- _Exercise task_: Identify, in the records below, every line where the string "this" appears, and copy each such line.

** start **

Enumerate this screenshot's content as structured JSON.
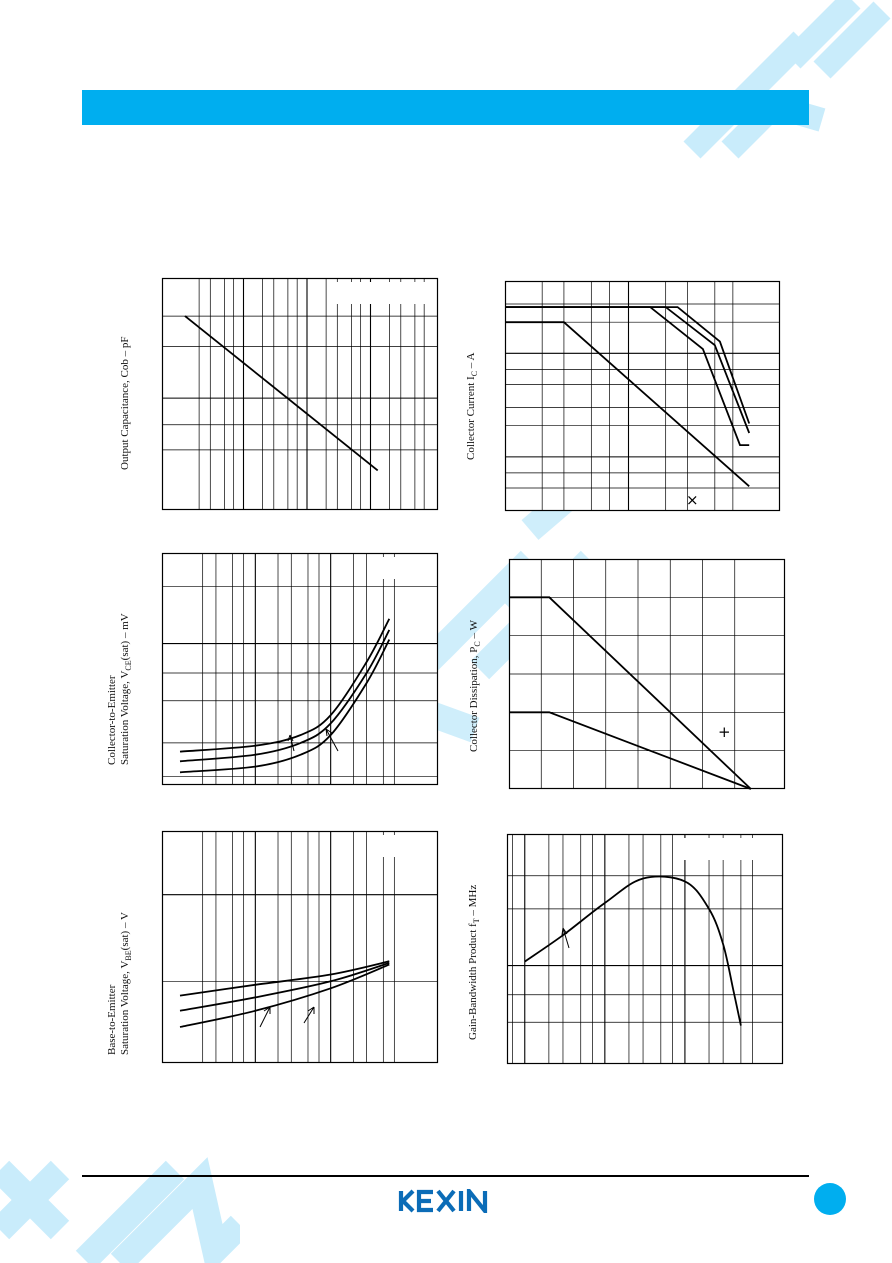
{
  "brand": {
    "logo_text": "KEXIN",
    "accent_color": "#00aeef",
    "watermark_color": "#c9ecfb"
  },
  "chart_data": [
    {
      "id": "cob",
      "type": "line",
      "y_axis_label": "Output Capacitance, Cob  –  pF",
      "x_scale": "log",
      "y_scale": "log",
      "grid": true,
      "series": [
        {
          "x": [
            0.12,
            130
          ],
          "y": [
            3.0,
            0.38
          ]
        }
      ]
    },
    {
      "id": "soa",
      "type": "line",
      "y_axis_label": "Collector Current I",
      "y_axis_label_sub": "C",
      "y_axis_label_tail": "  –  A",
      "x_scale": "log",
      "y_scale": "log",
      "grid": true,
      "annotations": [
        "×"
      ],
      "series": [
        {
          "x": [
            1,
            15,
            40,
            80,
            95
          ],
          "y": [
            2.8,
            2.8,
            1.1,
            0.13,
            0.13
          ]
        },
        {
          "x": [
            1,
            20,
            50,
            95
          ],
          "y": [
            2.8,
            2.8,
            1.2,
            0.17
          ]
        },
        {
          "x": [
            1,
            25,
            55,
            95
          ],
          "y": [
            2.8,
            2.8,
            1.3,
            0.21
          ]
        },
        {
          "x": [
            1,
            3,
            95
          ],
          "y": [
            2.0,
            2.0,
            0.052
          ]
        }
      ]
    },
    {
      "id": "vcesat",
      "type": "line",
      "y_axis_label_line1": "Collector-to-Emitter",
      "y_axis_label_line2": "Saturation Voltage, V",
      "y_axis_label_sub": "CE",
      "y_axis_label_tail": "(sat)  –  mV",
      "x_scale": "log",
      "y_scale": "log",
      "grid": true,
      "series": [
        {
          "x": [
            0.01,
            0.1,
            0.4,
            1,
            3,
            6
          ],
          "y": [
            27,
            29,
            33,
            42,
            80,
            135
          ]
        },
        {
          "x": [
            0.01,
            0.1,
            0.4,
            1,
            3,
            6
          ],
          "y": [
            24,
            26,
            30,
            38,
            70,
            118
          ]
        },
        {
          "x": [
            0.01,
            0.1,
            0.4,
            1,
            3,
            6
          ],
          "y": [
            21,
            22.5,
            26,
            33,
            62,
            105
          ]
        }
      ]
    },
    {
      "id": "pd",
      "type": "line",
      "y_axis_label": "Collector Dissipation, P",
      "y_axis_label_sub": "C",
      "y_axis_label_tail": "  –  W",
      "x_scale": "linear",
      "y_scale": "linear",
      "grid": true,
      "annotations": [
        "+"
      ],
      "series": [
        {
          "x": [
            0,
            25,
            150
          ],
          "y": [
            0.5,
            0.5,
            0
          ]
        },
        {
          "x": [
            0,
            25,
            150
          ],
          "y": [
            0.2,
            0.2,
            0
          ]
        }
      ]
    },
    {
      "id": "vbesat",
      "type": "line",
      "y_axis_label_line1": "Base-to-Emitter",
      "y_axis_label_line2": "Saturation Voltage, V",
      "y_axis_label_sub": "BE",
      "y_axis_label_tail": "(sat)  –  V",
      "x_scale": "log",
      "y_scale": "log",
      "grid": true,
      "series": [
        {
          "x": [
            0.01,
            0.1,
            1,
            6
          ],
          "y": [
            0.66,
            0.69,
            0.72,
            0.76
          ]
        },
        {
          "x": [
            0.01,
            0.1,
            1,
            6
          ],
          "y": [
            0.62,
            0.655,
            0.7,
            0.755
          ]
        },
        {
          "x": [
            0.01,
            0.1,
            1,
            6
          ],
          "y": [
            0.58,
            0.62,
            0.68,
            0.75
          ]
        }
      ]
    },
    {
      "id": "ft",
      "type": "line",
      "y_axis_label": "Gain-Bandwidth Product f",
      "y_axis_label_sub": "T",
      "y_axis_label_tail": "  –  MHz",
      "x_scale": "log",
      "y_scale": "log",
      "grid": true,
      "series": [
        {
          "x": [
            0.01,
            0.03,
            0.1,
            0.3,
            1,
            2,
            3,
            4,
            5
          ],
          "y": [
            105,
            145,
            215,
            290,
            280,
            200,
            130,
            75,
            48
          ]
        }
      ]
    }
  ]
}
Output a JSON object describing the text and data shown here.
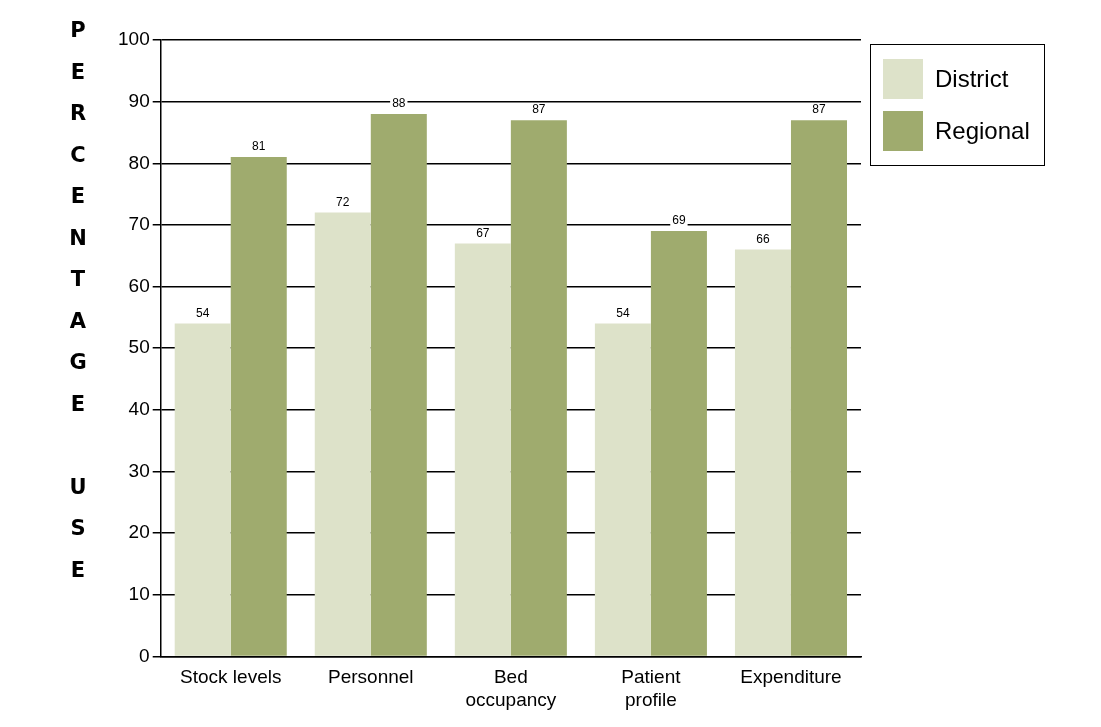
{
  "chart_data": {
    "type": "bar",
    "ylabel": "PERCENTAGE USE",
    "categories": [
      "Stock levels",
      "Personnel",
      "Bed occupancy",
      "Patient profile",
      "Expenditure"
    ],
    "series": [
      {
        "name": "District",
        "color": "#dde2c9",
        "values": [
          54,
          72,
          67,
          54,
          66
        ]
      },
      {
        "name": "Regional",
        "color": "#9fab6e",
        "values": [
          81,
          88,
          87,
          69,
          87
        ]
      }
    ],
    "ylim": [
      0,
      100
    ],
    "yticks": [
      0,
      10,
      20,
      30,
      40,
      50,
      60,
      70,
      80,
      90,
      100
    ],
    "grid": "y",
    "legend": "top right",
    "data_labels": true
  }
}
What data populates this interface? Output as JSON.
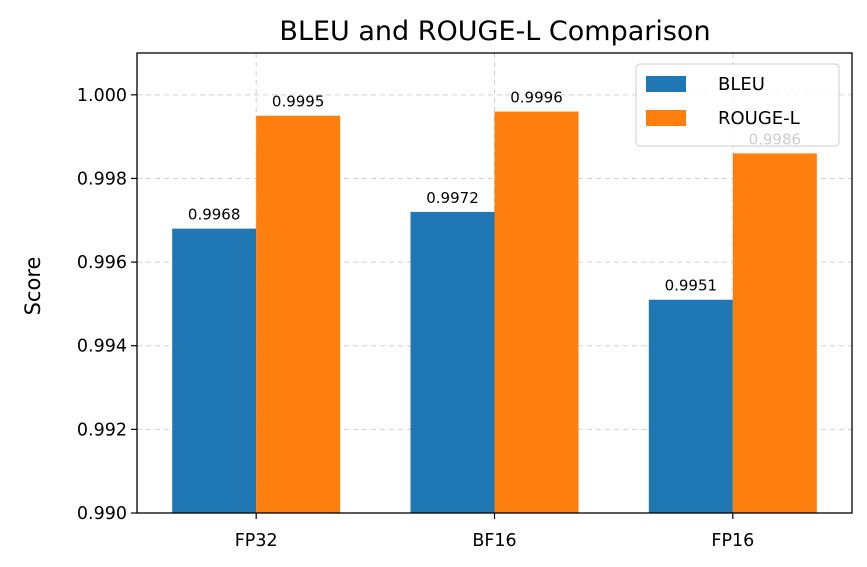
{
  "chart_data": {
    "type": "bar",
    "title": "BLEU and ROUGE-L Comparison",
    "xlabel": "",
    "ylabel": "Score",
    "categories": [
      "FP32",
      "BF16",
      "FP16"
    ],
    "series": [
      {
        "name": "BLEU",
        "color": "#1f77b4",
        "values": [
          0.9968,
          0.9972,
          0.9951
        ],
        "labels": [
          "0.9968",
          "0.9972",
          "0.9951"
        ]
      },
      {
        "name": "ROUGE-L",
        "color": "#ff7f0e",
        "values": [
          0.9995,
          0.9996,
          0.9986
        ],
        "labels": [
          "0.9995",
          "0.9996",
          "0.9986"
        ]
      }
    ],
    "ylim": [
      0.99,
      1.001
    ],
    "yticks": [
      0.99,
      0.992,
      0.994,
      0.996,
      0.998,
      1.0
    ],
    "ytick_labels": [
      "0.990",
      "0.992",
      "0.994",
      "0.996",
      "0.998",
      "1.000"
    ],
    "grid": true,
    "legend_position": "top-right"
  }
}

** end **

- _Task solution_:
Enumerate this screenshot's content as structured JSON.
What data populates this interface? Output as JSON.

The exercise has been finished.